* EXERCISE BRIEF
Write out every single entry exactly.

* DATASET ROWS
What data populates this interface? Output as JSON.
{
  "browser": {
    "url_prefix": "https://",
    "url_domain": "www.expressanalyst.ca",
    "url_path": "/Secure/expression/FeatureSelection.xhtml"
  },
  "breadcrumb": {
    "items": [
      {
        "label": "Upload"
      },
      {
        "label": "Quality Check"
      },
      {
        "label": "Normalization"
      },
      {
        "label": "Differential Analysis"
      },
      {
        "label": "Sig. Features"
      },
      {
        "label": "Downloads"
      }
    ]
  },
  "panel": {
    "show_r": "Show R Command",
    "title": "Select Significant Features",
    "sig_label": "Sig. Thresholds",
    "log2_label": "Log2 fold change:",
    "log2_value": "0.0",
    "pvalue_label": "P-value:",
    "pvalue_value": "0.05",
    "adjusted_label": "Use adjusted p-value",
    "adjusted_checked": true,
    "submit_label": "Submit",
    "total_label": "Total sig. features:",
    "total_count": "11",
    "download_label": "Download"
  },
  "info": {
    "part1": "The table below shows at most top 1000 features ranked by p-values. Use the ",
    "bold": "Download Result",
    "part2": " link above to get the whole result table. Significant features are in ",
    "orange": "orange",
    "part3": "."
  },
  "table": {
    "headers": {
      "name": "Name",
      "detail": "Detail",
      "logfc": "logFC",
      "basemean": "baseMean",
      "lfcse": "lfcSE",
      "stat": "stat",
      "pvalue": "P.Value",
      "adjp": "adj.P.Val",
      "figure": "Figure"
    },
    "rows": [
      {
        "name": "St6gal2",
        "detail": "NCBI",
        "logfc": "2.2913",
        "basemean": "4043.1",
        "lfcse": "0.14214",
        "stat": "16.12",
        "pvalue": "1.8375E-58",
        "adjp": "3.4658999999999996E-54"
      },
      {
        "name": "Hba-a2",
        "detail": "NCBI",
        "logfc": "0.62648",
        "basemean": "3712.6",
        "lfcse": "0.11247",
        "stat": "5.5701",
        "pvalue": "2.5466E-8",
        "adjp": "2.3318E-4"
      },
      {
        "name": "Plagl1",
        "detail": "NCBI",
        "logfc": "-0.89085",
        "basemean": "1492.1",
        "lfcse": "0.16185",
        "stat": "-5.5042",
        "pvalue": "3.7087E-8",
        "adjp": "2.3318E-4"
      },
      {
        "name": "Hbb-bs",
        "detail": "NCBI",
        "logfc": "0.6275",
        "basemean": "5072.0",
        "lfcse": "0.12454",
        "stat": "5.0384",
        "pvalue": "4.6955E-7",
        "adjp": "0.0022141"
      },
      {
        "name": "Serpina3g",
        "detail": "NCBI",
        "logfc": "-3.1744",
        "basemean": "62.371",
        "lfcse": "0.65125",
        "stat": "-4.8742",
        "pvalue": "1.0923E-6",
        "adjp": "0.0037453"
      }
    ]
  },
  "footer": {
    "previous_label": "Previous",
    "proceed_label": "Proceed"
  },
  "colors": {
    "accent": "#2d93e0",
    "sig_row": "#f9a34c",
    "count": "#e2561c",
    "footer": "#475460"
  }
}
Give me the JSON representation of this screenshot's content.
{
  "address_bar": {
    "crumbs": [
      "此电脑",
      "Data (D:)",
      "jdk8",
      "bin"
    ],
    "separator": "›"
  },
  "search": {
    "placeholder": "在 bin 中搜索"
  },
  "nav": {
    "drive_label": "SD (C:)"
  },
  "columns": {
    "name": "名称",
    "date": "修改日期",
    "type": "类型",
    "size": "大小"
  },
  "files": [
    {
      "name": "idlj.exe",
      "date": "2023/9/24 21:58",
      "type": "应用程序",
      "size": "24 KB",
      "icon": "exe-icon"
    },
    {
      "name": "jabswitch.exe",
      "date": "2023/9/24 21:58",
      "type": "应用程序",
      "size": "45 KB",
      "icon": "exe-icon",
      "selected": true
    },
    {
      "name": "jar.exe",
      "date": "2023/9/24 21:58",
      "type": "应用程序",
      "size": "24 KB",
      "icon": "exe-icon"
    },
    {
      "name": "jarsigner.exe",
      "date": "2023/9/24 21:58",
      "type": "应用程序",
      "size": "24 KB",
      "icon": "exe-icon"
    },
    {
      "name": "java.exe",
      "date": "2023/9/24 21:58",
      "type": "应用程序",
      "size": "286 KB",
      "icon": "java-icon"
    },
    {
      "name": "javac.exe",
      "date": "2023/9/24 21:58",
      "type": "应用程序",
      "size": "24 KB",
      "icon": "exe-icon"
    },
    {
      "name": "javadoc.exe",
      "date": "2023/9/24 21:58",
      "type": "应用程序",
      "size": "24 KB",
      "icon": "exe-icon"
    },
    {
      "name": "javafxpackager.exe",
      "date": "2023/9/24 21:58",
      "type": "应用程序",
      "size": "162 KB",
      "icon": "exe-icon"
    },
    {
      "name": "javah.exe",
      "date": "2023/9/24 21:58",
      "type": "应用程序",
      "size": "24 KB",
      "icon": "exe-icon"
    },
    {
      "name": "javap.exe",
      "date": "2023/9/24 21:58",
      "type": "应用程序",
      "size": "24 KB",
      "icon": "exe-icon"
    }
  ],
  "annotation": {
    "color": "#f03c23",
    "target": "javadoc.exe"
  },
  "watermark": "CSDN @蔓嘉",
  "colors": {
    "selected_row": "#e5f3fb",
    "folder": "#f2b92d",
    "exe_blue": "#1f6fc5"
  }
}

* SOLUTION
What data populates this interface? Output as JSON.
{
  "browser": {
    "url_prefix": "https://",
    "url_domain": "www.expressanalyst.ca",
    "url_path": "/Secure/expression/FeatureSelection.xhtml"
  },
  "breadcrumb": {
    "items": [
      {
        "label": "Upload"
      },
      {
        "label": "Quality Check"
      },
      {
        "label": "Normalization"
      },
      {
        "label": "Differential Analysis"
      },
      {
        "label": "Sig. Features"
      },
      {
        "label": "Downloads"
      }
    ]
  },
  "panel": {
    "show_r": "Show R Command",
    "title": "Select Significant Features",
    "sig_label": "Sig. Thresholds",
    "log2_label": "Log2 fold change:",
    "log2_value": "0.0",
    "pvalue_label": "P-value:",
    "pvalue_value": "0.05",
    "adjusted_label": "Use adjusted p-value",
    "adjusted_checked": true,
    "submit_label": "Submit",
    "total_label": "Total sig. features:",
    "total_count": "11",
    "download_label": "Download"
  },
  "info": {
    "part1": "The table below shows at most top 1000 features ranked by p-values. Use the ",
    "bold": "Download Result",
    "part2": " link above to get the whole result table. Significant features are in ",
    "orange": "orange",
    "part3": "."
  },
  "table": {
    "headers": {
      "name": "Name",
      "detail": "Detail",
      "logfc": "logFC",
      "basemean": "baseMean",
      "lfcse": "lfcSE",
      "stat": "stat",
      "pvalue": "P.Value",
      "adjp": "adj.P.Val",
      "figure": "Figure"
    },
    "rows": [
      {
        "name": "St6gal2",
        "detail": "NCBI",
        "logfc": "2.2913",
        "basemean": "4043.1",
        "lfcse": "0.14214",
        "stat": "16.12",
        "pvalue": "1.8375E-58",
        "adjp": "3.4658999999999996E-54"
      },
      {
        "name": "Hba-a2",
        "detail": "NCBI",
        "logfc": "0.62648",
        "basemean": "3712.6",
        "lfcse": "0.11247",
        "stat": "5.5701",
        "pvalue": "2.5466E-8",
        "adjp": "2.3318E-4"
      },
      {
        "name": "Plagl1",
        "detail": "NCBI",
        "logfc": "-0.89085",
        "basemean": "1492.1",
        "lfcse": "0.16185",
        "stat": "-5.5042",
        "pvalue": "3.7087E-8",
        "adjp": "2.3318E-4"
      },
      {
        "name": "Hbb-bs",
        "detail": "NCBI",
        "logfc": "0.6275",
        "basemean": "5072.0",
        "lfcse": "0.12454",
        "stat": "5.0384",
        "pvalue": "4.6955E-7",
        "adjp": "0.0022141"
      },
      {
        "name": "Serpina3g",
        "detail": "NCBI",
        "logfc": "-3.1744",
        "basemean": "62.371",
        "lfcse": "0.65125",
        "stat": "-4.8742",
        "pvalue": "1.0923E-6",
        "adjp": "0.0037453"
      }
    ]
  },
  "footer": {
    "previous_label": "Previous",
    "proceed_label": "Proceed"
  },
  "colors": {
    "accent": "#2d93e0",
    "sig_row": "#f9a34c",
    "count": "#e2561c",
    "footer": "#475460"
  }
}
Give me the JSON representation of this screenshot's content.
{
  "address_bar": {
    "crumbs": [
      "此电脑",
      "Data (D:)",
      "jdk8",
      "bin"
    ],
    "separator": "›"
  },
  "search": {
    "placeholder": "在 bin 中搜索"
  },
  "nav": {
    "drive_label": "SD (C:)"
  },
  "columns": {
    "name": "名称",
    "date": "修改日期",
    "type": "类型",
    "size": "大小"
  },
  "files": [
    {
      "name": "idlj.exe",
      "date": "2023/9/24 21:58",
      "type": "应用程序",
      "size": "24 KB",
      "icon": "exe-icon"
    },
    {
      "name": "jabswitch.exe",
      "date": "2023/9/24 21:58",
      "type": "应用程序",
      "size": "45 KB",
      "icon": "exe-icon",
      "selected": true
    },
    {
      "name": "jar.exe",
      "date": "2023/9/24 21:58",
      "type": "应用程序",
      "size": "24 KB",
      "icon": "exe-icon"
    },
    {
      "name": "jarsigner.exe",
      "date": "2023/9/24 21:58",
      "type": "应用程序",
      "size": "24 KB",
      "icon": "exe-icon"
    },
    {
      "name": "java.exe",
      "date": "2023/9/24 21:58",
      "type": "应用程序",
      "size": "286 KB",
      "icon": "java-icon"
    },
    {
      "name": "javac.exe",
      "date": "2023/9/24 21:58",
      "type": "应用程序",
      "size": "24 KB",
      "icon": "exe-icon"
    },
    {
      "name": "javadoc.exe",
      "date": "2023/9/24 21:58",
      "type": "应用程序",
      "size": "24 KB",
      "icon": "exe-icon"
    },
    {
      "name": "javafxpackager.exe",
      "date": "2023/9/24 21:58",
      "type": "应用程序",
      "size": "162 KB",
      "icon": "exe-icon"
    },
    {
      "name": "javah.exe",
      "date": "2023/9/24 21:58",
      "type": "应用程序",
      "size": "24 KB",
      "icon": "exe-icon"
    },
    {
      "name": "javap.exe",
      "date": "2023/9/24 21:58",
      "type": "应用程序",
      "size": "24 KB",
      "icon": "exe-icon"
    }
  ],
  "annotation": {
    "color": "#f03c23",
    "target": "javadoc.exe"
  },
  "watermark": "CSDN @蔓嘉",
  "colors": {
    "selected_row": "#e5f3fb",
    "folder": "#f2b92d",
    "exe_blue": "#1f6fc5"
  }
}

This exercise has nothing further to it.